───── Material for the task

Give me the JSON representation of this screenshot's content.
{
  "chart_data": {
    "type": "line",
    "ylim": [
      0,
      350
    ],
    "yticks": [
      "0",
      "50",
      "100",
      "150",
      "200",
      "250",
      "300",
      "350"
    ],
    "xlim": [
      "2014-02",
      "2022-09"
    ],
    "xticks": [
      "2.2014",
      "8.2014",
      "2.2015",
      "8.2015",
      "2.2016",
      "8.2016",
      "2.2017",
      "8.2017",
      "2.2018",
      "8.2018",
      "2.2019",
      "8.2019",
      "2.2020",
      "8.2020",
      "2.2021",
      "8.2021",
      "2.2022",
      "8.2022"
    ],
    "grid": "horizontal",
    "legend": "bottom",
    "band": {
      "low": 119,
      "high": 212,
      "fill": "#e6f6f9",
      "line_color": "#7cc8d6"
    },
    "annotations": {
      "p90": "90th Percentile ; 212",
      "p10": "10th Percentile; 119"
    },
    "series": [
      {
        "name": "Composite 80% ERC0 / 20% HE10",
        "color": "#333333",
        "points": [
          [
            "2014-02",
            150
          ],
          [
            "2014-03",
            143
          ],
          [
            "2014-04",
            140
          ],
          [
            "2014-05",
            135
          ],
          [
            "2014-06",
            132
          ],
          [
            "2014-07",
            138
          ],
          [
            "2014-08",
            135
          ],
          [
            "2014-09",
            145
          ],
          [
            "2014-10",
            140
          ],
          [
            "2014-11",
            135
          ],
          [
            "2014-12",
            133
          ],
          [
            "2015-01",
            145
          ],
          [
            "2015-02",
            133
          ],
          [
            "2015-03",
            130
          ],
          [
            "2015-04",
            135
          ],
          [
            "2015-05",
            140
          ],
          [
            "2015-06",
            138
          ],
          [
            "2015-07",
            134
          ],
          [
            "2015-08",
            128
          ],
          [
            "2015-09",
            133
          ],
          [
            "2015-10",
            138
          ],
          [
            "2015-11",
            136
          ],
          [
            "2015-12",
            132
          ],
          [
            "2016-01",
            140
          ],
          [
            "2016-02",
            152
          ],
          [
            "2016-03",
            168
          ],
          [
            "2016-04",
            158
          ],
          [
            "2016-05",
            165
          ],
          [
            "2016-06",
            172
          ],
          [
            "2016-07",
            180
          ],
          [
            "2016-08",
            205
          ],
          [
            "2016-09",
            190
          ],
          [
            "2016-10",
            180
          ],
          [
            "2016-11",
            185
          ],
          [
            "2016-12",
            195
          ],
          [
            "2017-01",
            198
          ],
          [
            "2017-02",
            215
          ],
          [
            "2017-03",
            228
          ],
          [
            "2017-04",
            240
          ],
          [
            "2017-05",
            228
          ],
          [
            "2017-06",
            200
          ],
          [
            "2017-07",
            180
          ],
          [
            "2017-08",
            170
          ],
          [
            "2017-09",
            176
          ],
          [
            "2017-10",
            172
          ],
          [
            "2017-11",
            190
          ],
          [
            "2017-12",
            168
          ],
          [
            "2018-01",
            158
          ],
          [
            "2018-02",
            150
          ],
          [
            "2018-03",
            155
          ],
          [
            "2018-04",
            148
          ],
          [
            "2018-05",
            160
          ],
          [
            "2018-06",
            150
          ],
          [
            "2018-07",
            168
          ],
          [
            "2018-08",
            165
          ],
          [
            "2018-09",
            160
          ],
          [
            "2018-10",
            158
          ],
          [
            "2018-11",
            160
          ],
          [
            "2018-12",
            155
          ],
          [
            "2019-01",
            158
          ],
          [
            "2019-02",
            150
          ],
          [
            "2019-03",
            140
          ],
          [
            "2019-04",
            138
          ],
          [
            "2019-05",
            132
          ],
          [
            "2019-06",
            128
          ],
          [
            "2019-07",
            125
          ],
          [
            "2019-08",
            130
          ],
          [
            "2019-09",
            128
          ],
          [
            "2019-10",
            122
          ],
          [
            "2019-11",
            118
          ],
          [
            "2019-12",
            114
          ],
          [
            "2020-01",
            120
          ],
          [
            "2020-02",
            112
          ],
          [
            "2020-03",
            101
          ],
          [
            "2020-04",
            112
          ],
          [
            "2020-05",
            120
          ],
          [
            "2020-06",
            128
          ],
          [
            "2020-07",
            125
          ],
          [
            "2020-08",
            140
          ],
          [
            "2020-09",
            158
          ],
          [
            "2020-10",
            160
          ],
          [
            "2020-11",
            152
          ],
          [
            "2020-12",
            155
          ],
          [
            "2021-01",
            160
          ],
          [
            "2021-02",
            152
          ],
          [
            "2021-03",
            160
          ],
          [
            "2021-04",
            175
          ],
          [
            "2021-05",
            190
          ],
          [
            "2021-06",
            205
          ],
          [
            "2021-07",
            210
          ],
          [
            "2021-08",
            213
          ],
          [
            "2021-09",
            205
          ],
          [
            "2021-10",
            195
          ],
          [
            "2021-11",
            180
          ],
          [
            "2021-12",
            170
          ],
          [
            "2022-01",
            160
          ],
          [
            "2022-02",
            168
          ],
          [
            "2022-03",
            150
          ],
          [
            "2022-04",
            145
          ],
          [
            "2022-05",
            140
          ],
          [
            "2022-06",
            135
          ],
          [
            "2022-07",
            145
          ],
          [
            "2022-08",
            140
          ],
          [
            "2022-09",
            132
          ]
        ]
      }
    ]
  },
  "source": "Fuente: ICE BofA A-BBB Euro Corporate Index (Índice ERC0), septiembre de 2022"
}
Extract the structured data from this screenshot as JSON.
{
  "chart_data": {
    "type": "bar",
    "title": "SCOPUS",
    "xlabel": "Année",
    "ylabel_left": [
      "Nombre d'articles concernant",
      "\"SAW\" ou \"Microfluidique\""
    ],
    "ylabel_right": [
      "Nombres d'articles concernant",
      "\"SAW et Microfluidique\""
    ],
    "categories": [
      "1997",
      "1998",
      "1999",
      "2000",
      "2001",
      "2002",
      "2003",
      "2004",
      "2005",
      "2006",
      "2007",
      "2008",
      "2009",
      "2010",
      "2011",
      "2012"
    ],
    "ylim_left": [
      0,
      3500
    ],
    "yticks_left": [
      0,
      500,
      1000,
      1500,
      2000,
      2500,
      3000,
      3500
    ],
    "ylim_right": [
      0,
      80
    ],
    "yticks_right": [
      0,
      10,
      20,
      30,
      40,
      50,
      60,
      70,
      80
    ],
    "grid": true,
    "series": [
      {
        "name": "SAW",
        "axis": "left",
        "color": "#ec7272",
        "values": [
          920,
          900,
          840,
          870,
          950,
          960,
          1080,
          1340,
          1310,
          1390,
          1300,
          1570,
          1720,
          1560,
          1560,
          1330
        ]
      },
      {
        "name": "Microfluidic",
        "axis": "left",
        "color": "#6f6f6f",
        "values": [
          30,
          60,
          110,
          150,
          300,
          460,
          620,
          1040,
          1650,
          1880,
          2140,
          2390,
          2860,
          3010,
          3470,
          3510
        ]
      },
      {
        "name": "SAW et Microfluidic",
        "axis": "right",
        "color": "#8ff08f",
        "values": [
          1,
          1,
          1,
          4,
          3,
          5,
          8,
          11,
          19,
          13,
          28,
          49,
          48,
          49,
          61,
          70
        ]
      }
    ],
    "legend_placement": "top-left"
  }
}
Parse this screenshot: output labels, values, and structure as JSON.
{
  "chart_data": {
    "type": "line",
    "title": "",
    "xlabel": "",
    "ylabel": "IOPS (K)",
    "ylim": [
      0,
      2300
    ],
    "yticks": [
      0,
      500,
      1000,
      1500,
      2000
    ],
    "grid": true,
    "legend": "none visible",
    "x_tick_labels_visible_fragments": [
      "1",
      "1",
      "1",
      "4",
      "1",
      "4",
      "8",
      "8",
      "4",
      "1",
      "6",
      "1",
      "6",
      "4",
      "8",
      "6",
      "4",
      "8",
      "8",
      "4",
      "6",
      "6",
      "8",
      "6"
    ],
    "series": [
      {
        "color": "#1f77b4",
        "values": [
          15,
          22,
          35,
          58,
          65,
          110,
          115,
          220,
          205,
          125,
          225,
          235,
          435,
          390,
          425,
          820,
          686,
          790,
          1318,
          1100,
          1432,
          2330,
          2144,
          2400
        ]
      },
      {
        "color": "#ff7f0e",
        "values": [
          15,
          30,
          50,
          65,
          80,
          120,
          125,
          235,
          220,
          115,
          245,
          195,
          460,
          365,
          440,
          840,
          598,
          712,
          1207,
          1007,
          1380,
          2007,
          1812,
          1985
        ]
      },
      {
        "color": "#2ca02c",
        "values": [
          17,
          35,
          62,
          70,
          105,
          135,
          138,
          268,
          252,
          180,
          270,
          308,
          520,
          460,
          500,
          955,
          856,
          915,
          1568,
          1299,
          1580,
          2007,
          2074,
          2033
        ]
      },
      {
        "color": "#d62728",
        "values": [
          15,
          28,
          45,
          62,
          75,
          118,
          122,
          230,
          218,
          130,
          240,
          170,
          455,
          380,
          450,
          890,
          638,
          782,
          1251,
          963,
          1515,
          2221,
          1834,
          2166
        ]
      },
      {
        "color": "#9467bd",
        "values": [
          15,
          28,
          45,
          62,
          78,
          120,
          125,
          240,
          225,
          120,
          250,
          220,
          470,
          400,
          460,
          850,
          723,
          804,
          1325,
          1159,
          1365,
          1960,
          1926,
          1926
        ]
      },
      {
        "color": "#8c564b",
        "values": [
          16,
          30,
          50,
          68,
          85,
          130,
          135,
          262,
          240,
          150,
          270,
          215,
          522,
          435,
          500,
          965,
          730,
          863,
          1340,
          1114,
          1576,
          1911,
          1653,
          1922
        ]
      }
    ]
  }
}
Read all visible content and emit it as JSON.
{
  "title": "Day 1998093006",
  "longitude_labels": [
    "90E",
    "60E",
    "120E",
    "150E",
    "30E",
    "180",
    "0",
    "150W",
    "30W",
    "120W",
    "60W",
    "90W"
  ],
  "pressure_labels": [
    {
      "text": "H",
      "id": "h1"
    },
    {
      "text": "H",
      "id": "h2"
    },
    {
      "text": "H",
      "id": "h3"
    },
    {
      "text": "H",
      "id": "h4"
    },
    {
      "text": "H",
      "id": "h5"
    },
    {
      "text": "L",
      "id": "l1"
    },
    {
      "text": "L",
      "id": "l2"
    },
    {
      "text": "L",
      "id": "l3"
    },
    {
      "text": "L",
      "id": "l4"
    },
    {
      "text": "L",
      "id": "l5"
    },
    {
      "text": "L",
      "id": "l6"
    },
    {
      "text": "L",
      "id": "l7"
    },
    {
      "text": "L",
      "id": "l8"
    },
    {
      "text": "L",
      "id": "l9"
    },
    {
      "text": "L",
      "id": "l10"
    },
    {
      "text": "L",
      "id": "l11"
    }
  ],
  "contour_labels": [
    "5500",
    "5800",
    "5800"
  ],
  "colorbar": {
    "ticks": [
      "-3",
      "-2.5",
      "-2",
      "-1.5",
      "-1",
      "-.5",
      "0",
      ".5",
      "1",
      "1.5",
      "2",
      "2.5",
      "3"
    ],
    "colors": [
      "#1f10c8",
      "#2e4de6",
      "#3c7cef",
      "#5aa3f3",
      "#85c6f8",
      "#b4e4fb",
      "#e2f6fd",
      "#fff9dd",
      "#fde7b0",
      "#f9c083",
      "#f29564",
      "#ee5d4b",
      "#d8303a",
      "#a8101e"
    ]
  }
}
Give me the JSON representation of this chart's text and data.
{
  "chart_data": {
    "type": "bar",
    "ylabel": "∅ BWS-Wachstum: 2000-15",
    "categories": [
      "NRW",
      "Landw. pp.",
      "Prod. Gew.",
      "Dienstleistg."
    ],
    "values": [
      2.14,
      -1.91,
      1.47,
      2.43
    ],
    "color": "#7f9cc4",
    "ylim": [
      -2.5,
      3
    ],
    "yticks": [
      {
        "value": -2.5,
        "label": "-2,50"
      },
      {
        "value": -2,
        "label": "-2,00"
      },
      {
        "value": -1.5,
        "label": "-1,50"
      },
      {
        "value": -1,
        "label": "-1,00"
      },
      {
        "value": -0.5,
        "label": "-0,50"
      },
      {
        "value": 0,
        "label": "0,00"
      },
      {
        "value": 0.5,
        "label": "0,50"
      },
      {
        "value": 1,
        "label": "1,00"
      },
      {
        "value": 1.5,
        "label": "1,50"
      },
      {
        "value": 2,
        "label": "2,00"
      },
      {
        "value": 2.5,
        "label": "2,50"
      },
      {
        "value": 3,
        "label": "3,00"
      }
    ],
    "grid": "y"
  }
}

──────────

> **Task prompt**:
Return the lines from the line containing "Give me the JSON representation of this chart's" to the end of the entries above, exactly as they appear and with no other output.

> **Output for this task**:
Give me the JSON representation of this chart's text and data.
{
  "chart_data": {
    "type": "bar",
    "ylabel": "∅ BWS-Wachstum: 2000-15",
    "categories": [
      "NRW",
      "Landw. pp.",
      "Prod. Gew.",
      "Dienstleistg."
    ],
    "values": [
      2.14,
      -1.91,
      1.47,
      2.43
    ],
    "color": "#7f9cc4",
    "ylim": [
      -2.5,
      3
    ],
    "yticks": [
      {
        "value": -2.5,
        "label": "-2,50"
      },
      {
        "value": -2,
        "label": "-2,00"
      },
      {
        "value": -1.5,
        "label": "-1,50"
      },
      {
        "value": -1,
        "label": "-1,00"
      },
      {
        "value": -0.5,
        "label": "-0,50"
      },
      {
        "value": 0,
        "label": "0,00"
      },
      {
        "value": 0.5,
        "label": "0,50"
      },
      {
        "value": 1,
        "label": "1,00"
      },
      {
        "value": 1.5,
        "label": "1,50"
      },
      {
        "value": 2,
        "label": "2,00"
      },
      {
        "value": 2.5,
        "label": "2,50"
      },
      {
        "value": 3,
        "label": "3,00"
      }
    ],
    "grid": "y"
  }
}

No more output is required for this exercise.